### Items
-=-=-

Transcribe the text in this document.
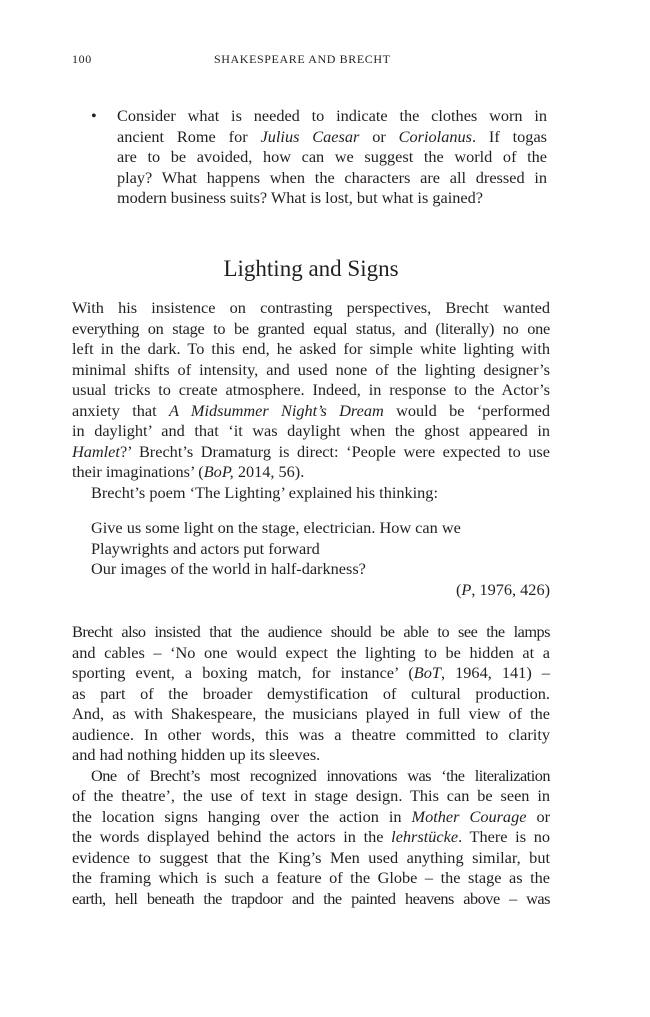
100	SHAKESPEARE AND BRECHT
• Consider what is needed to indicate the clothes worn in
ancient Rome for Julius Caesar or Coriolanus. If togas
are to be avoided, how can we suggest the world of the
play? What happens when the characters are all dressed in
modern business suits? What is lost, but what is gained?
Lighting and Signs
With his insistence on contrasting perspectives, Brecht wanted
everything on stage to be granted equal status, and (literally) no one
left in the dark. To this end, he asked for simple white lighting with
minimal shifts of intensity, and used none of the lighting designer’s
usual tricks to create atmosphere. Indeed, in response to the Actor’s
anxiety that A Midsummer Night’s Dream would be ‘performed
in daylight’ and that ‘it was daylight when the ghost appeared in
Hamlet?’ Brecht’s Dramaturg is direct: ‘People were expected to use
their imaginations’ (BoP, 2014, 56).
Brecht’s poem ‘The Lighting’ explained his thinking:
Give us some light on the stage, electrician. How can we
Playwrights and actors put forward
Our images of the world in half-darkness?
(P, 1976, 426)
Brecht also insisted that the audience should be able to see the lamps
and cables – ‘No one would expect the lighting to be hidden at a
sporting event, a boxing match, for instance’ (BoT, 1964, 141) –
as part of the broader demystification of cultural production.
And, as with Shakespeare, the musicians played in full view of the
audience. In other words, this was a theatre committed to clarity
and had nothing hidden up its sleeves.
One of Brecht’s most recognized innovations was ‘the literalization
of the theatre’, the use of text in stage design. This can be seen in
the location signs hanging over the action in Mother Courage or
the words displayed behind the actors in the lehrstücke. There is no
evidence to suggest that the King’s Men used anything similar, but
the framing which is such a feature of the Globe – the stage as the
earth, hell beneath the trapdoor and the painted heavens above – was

-=-=-

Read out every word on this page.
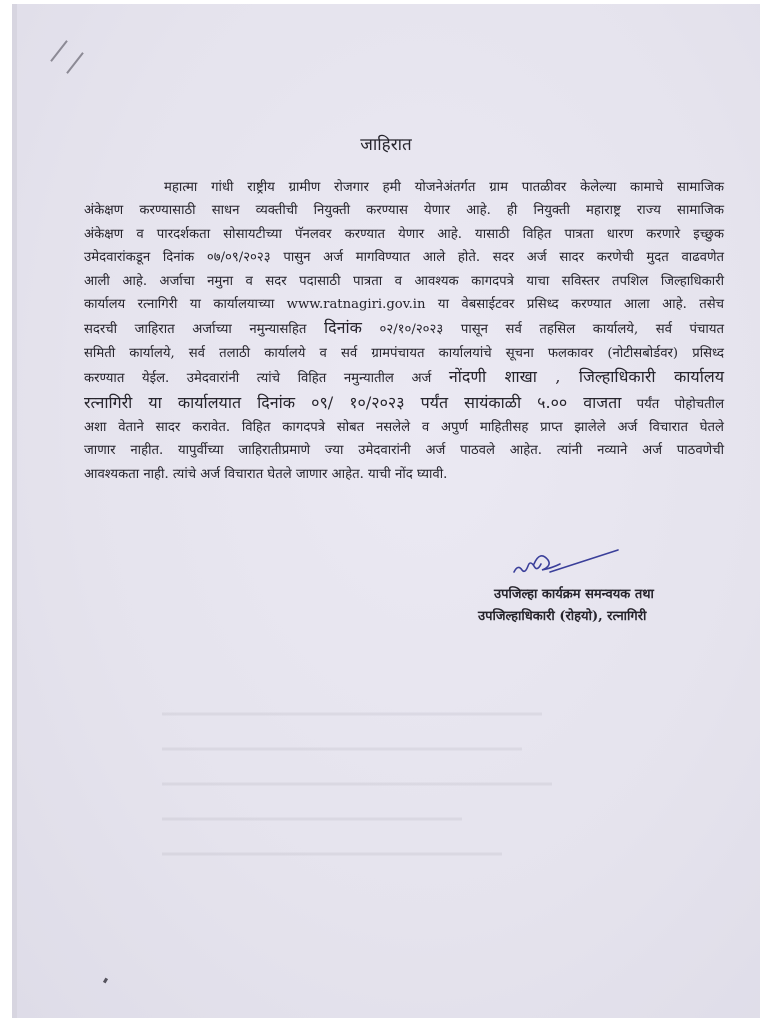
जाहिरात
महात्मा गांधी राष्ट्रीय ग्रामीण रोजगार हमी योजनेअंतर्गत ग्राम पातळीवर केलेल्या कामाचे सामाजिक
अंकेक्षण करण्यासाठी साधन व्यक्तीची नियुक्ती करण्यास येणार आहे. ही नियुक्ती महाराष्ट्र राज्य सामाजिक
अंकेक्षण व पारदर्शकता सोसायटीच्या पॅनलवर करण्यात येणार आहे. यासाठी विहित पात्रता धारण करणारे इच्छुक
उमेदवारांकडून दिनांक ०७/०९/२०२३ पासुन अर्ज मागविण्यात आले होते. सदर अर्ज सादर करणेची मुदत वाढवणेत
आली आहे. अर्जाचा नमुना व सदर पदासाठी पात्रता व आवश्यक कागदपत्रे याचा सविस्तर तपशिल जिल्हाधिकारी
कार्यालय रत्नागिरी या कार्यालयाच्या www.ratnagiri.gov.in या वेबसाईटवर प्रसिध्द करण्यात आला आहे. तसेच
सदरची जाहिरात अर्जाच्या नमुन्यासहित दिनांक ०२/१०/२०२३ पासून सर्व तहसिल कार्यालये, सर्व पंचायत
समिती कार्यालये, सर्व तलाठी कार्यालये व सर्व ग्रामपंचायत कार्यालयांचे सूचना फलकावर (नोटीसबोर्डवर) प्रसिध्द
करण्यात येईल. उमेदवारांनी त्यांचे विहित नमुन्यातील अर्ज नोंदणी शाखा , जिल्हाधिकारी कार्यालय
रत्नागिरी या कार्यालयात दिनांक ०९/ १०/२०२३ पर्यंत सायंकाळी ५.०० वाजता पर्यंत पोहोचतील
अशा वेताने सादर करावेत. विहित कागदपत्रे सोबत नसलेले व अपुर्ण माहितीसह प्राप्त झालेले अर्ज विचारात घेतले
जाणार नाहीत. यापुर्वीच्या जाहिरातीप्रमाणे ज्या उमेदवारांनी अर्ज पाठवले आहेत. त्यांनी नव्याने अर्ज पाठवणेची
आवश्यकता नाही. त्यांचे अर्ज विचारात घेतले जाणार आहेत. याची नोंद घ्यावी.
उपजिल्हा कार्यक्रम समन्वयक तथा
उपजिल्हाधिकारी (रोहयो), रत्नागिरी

-=-=-

### Job
In the material above, tally every line with the string "used" in it, then give that number alone.

### Output below
2